__PROBLEM STATEMENT__
Without the pictures, return each record as it appears.

__RECORDS FOR THE EXERCISE__

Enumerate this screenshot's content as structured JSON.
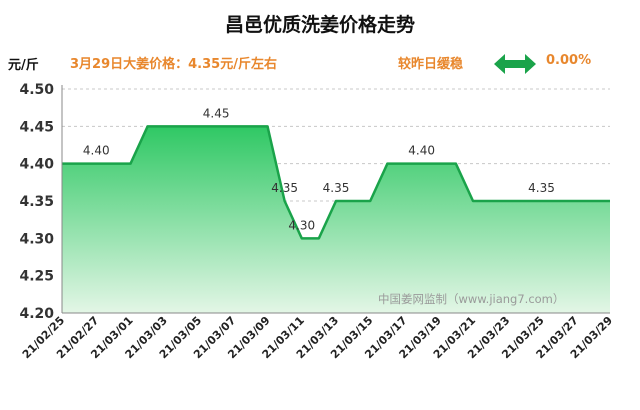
{
  "header": {
    "title": "昌邑优质洗姜价格走势",
    "unit": "元/斤",
    "price_text": "3月29日大姜价格：4.35元/斤左右",
    "trend_text": "较昨日缓稳",
    "change_text": "0.00%",
    "trend_icon": "double-arrow-icon",
    "trend_color": "#1aa34a",
    "accent_color": "#e8872d"
  },
  "watermark": "中国姜网监制（www.jiang7.com）",
  "chart_data": {
    "type": "area",
    "x": [
      "21/02/25",
      "21/02/26",
      "21/02/27",
      "21/02/28",
      "21/03/01",
      "21/03/02",
      "21/03/03",
      "21/03/04",
      "21/03/05",
      "21/03/06",
      "21/03/07",
      "21/03/08",
      "21/03/09",
      "21/03/10",
      "21/03/11",
      "21/03/12",
      "21/03/13",
      "21/03/14",
      "21/03/15",
      "21/03/16",
      "21/03/17",
      "21/03/18",
      "21/03/19",
      "21/03/20",
      "21/03/21",
      "21/03/22",
      "21/03/23",
      "21/03/24",
      "21/03/25",
      "21/03/26",
      "21/03/27",
      "21/03/28",
      "21/03/29"
    ],
    "values": [
      4.4,
      4.4,
      4.4,
      4.4,
      4.4,
      4.45,
      4.45,
      4.45,
      4.45,
      4.45,
      4.45,
      4.45,
      4.45,
      4.35,
      4.3,
      4.3,
      4.35,
      4.35,
      4.35,
      4.4,
      4.4,
      4.4,
      4.4,
      4.4,
      4.35,
      4.35,
      4.35,
      4.35,
      4.35,
      4.35,
      4.35,
      4.35,
      4.35
    ],
    "x_tick_labels": [
      "21/02/25",
      "21/02/27",
      "21/03/01",
      "21/03/03",
      "21/03/05",
      "21/03/07",
      "21/03/09",
      "21/03/11",
      "21/03/13",
      "21/03/15",
      "21/03/17",
      "21/03/19",
      "21/03/21",
      "21/03/23",
      "21/03/25",
      "21/03/27",
      "21/03/29"
    ],
    "y_ticks": [
      "4.50",
      "4.45",
      "4.40",
      "4.35",
      "4.30",
      "4.25",
      "4.20"
    ],
    "ylim": [
      4.2,
      4.5
    ],
    "data_labels": [
      {
        "x": "21/02/27",
        "text": "4.40"
      },
      {
        "x": "21/03/06",
        "text": "4.45"
      },
      {
        "x": "21/03/10",
        "text": "4.35"
      },
      {
        "x": "21/03/11",
        "text": "4.30"
      },
      {
        "x": "21/03/13",
        "text": "4.35"
      },
      {
        "x": "21/03/18",
        "text": "4.40"
      },
      {
        "x": "21/03/25",
        "text": "4.35"
      }
    ],
    "grid": true,
    "line_color": "#1aa34a",
    "fill_top_color": "#2fc864",
    "fill_bottom_color": "#e3f6e6"
  }
}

__ANSWER TO THIS PROBLEM__
Enumerate this screenshot's content as structured JSON.
{
  "header": {
    "title": "昌邑优质洗姜价格走势",
    "unit": "元/斤",
    "price_text": "3月29日大姜价格：4.35元/斤左右",
    "trend_text": "较昨日缓稳",
    "change_text": "0.00%",
    "trend_icon": "double-arrow-icon",
    "trend_color": "#1aa34a",
    "accent_color": "#e8872d"
  },
  "watermark": "中国姜网监制（www.jiang7.com）",
  "chart_data": {
    "type": "area",
    "x": [
      "21/02/25",
      "21/02/26",
      "21/02/27",
      "21/02/28",
      "21/03/01",
      "21/03/02",
      "21/03/03",
      "21/03/04",
      "21/03/05",
      "21/03/06",
      "21/03/07",
      "21/03/08",
      "21/03/09",
      "21/03/10",
      "21/03/11",
      "21/03/12",
      "21/03/13",
      "21/03/14",
      "21/03/15",
      "21/03/16",
      "21/03/17",
      "21/03/18",
      "21/03/19",
      "21/03/20",
      "21/03/21",
      "21/03/22",
      "21/03/23",
      "21/03/24",
      "21/03/25",
      "21/03/26",
      "21/03/27",
      "21/03/28",
      "21/03/29"
    ],
    "values": [
      4.4,
      4.4,
      4.4,
      4.4,
      4.4,
      4.45,
      4.45,
      4.45,
      4.45,
      4.45,
      4.45,
      4.45,
      4.45,
      4.35,
      4.3,
      4.3,
      4.35,
      4.35,
      4.35,
      4.4,
      4.4,
      4.4,
      4.4,
      4.4,
      4.35,
      4.35,
      4.35,
      4.35,
      4.35,
      4.35,
      4.35,
      4.35,
      4.35
    ],
    "x_tick_labels": [
      "21/02/25",
      "21/02/27",
      "21/03/01",
      "21/03/03",
      "21/03/05",
      "21/03/07",
      "21/03/09",
      "21/03/11",
      "21/03/13",
      "21/03/15",
      "21/03/17",
      "21/03/19",
      "21/03/21",
      "21/03/23",
      "21/03/25",
      "21/03/27",
      "21/03/29"
    ],
    "y_ticks": [
      "4.50",
      "4.45",
      "4.40",
      "4.35",
      "4.30",
      "4.25",
      "4.20"
    ],
    "ylim": [
      4.2,
      4.5
    ],
    "data_labels": [
      {
        "x": "21/02/27",
        "text": "4.40"
      },
      {
        "x": "21/03/06",
        "text": "4.45"
      },
      {
        "x": "21/03/10",
        "text": "4.35"
      },
      {
        "x": "21/03/11",
        "text": "4.30"
      },
      {
        "x": "21/03/13",
        "text": "4.35"
      },
      {
        "x": "21/03/18",
        "text": "4.40"
      },
      {
        "x": "21/03/25",
        "text": "4.35"
      }
    ],
    "grid": true,
    "line_color": "#1aa34a",
    "fill_top_color": "#2fc864",
    "fill_bottom_color": "#e3f6e6"
  }
}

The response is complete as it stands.